AIM ▸
Select and copy out every line in the records containing "用户抽验出油阀偶件质量时".

## Begin DATA SHOWN

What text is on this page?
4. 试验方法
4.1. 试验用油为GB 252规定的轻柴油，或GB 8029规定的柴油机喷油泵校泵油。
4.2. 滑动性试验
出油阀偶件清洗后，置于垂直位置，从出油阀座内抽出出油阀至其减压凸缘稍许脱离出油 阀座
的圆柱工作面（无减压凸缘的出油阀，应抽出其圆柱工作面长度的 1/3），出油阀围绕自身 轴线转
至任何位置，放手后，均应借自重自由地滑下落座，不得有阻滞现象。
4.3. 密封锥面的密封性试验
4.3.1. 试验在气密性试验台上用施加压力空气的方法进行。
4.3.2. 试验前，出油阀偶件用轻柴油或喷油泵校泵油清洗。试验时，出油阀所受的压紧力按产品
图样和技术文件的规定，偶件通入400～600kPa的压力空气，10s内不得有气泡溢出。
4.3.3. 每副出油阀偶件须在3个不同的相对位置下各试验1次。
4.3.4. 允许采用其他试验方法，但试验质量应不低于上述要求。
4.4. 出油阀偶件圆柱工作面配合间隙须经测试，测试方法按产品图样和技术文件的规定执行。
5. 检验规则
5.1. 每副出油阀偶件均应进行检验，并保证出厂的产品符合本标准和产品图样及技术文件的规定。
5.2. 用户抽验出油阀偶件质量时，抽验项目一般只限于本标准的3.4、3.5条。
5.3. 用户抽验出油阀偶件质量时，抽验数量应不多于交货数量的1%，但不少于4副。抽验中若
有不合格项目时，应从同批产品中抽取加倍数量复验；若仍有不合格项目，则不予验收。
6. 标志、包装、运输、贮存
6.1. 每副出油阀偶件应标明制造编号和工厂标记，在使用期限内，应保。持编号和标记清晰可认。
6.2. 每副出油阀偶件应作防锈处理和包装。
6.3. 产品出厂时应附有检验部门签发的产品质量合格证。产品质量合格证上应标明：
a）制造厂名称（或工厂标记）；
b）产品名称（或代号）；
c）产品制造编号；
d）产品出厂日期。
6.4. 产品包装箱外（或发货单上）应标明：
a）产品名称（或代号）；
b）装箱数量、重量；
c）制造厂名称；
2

## End DATA SHOWN

COMPLETE RESPONSE ▸
5.2. 用户抽验出油阀偶件质量时，抽验项目一般只限于本标准的3.4、3.5条。
5.3. 用户抽验出油阀偶件质量时，抽验数量应不多于交货数量的1%，但不少于4副。抽验中若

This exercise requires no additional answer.